Input
════════════════
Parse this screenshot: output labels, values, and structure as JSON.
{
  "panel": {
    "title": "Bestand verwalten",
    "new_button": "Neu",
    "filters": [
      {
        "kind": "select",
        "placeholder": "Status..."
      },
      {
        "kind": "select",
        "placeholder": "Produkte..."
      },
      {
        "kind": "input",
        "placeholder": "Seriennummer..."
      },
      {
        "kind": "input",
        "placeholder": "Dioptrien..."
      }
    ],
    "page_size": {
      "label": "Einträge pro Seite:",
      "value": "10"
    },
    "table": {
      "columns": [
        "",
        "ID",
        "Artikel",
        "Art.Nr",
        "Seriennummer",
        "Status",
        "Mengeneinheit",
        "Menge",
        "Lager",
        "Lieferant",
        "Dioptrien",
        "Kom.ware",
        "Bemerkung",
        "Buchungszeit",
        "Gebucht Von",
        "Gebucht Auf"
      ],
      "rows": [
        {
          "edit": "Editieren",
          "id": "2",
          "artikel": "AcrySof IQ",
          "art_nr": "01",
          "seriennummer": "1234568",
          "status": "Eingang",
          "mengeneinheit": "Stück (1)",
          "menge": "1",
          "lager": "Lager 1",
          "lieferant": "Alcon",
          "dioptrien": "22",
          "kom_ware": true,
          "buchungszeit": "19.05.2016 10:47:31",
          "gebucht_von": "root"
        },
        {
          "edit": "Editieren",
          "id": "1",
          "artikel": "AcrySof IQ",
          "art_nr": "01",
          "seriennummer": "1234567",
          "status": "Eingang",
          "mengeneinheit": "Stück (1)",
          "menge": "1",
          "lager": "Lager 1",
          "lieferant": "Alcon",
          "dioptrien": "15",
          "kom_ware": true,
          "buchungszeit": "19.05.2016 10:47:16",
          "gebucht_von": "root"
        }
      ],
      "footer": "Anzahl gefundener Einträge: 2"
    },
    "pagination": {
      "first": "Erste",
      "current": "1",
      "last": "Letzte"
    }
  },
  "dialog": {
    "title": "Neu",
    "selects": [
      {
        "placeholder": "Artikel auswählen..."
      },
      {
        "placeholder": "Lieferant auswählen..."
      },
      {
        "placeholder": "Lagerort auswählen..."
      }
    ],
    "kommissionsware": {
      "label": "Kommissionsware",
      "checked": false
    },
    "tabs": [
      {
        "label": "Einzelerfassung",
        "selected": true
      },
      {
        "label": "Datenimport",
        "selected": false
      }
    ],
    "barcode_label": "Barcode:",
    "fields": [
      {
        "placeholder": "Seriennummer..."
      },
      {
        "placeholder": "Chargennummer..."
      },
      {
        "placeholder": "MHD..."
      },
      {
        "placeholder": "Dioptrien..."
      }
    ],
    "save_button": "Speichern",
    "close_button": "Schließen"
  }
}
════════════════
Print the material above once more, exactly.

Exercise response
Parse this screenshot: output labels, values, and structure as JSON.
{
  "panel": {
    "title": "Bestand verwalten",
    "new_button": "Neu",
    "filters": [
      {
        "kind": "select",
        "placeholder": "Status..."
      },
      {
        "kind": "select",
        "placeholder": "Produkte..."
      },
      {
        "kind": "input",
        "placeholder": "Seriennummer..."
      },
      {
        "kind": "input",
        "placeholder": "Dioptrien..."
      }
    ],
    "page_size": {
      "label": "Einträge pro Seite:",
      "value": "10"
    },
    "table": {
      "columns": [
        "",
        "ID",
        "Artikel",
        "Art.Nr",
        "Seriennummer",
        "Status",
        "Mengeneinheit",
        "Menge",
        "Lager",
        "Lieferant",
        "Dioptrien",
        "Kom.ware",
        "Bemerkung",
        "Buchungszeit",
        "Gebucht Von",
        "Gebucht Auf"
      ],
      "rows": [
        {
          "edit": "Editieren",
          "id": "2",
          "artikel": "AcrySof IQ",
          "art_nr": "01",
          "seriennummer": "1234568",
          "status": "Eingang",
          "mengeneinheit": "Stück (1)",
          "menge": "1",
          "lager": "Lager 1",
          "lieferant": "Alcon",
          "dioptrien": "22",
          "kom_ware": true,
          "buchungszeit": "19.05.2016 10:47:31",
          "gebucht_von": "root"
        },
        {
          "edit": "Editieren",
          "id": "1",
          "artikel": "AcrySof IQ",
          "art_nr": "01",
          "seriennummer": "1234567",
          "status": "Eingang",
          "mengeneinheit": "Stück (1)",
          "menge": "1",
          "lager": "Lager 1",
          "lieferant": "Alcon",
          "dioptrien": "15",
          "kom_ware": true,
          "buchungszeit": "19.05.2016 10:47:16",
          "gebucht_von": "root"
        }
      ],
      "footer": "Anzahl gefundener Einträge: 2"
    },
    "pagination": {
      "first": "Erste",
      "current": "1",
      "last": "Letzte"
    }
  },
  "dialog": {
    "title": "Neu",
    "selects": [
      {
        "placeholder": "Artikel auswählen..."
      },
      {
        "placeholder": "Lieferant auswählen..."
      },
      {
        "placeholder": "Lagerort auswählen..."
      }
    ],
    "kommissionsware": {
      "label": "Kommissionsware",
      "checked": false
    },
    "tabs": [
      {
        "label": "Einzelerfassung",
        "selected": true
      },
      {
        "label": "Datenimport",
        "selected": false
      }
    ],
    "barcode_label": "Barcode:",
    "fields": [
      {
        "placeholder": "Seriennummer..."
      },
      {
        "placeholder": "Chargennummer..."
      },
      {
        "placeholder": "MHD..."
      },
      {
        "placeholder": "Dioptrien..."
      }
    ],
    "save_button": "Speichern",
    "close_button": "Schließen"
  }
}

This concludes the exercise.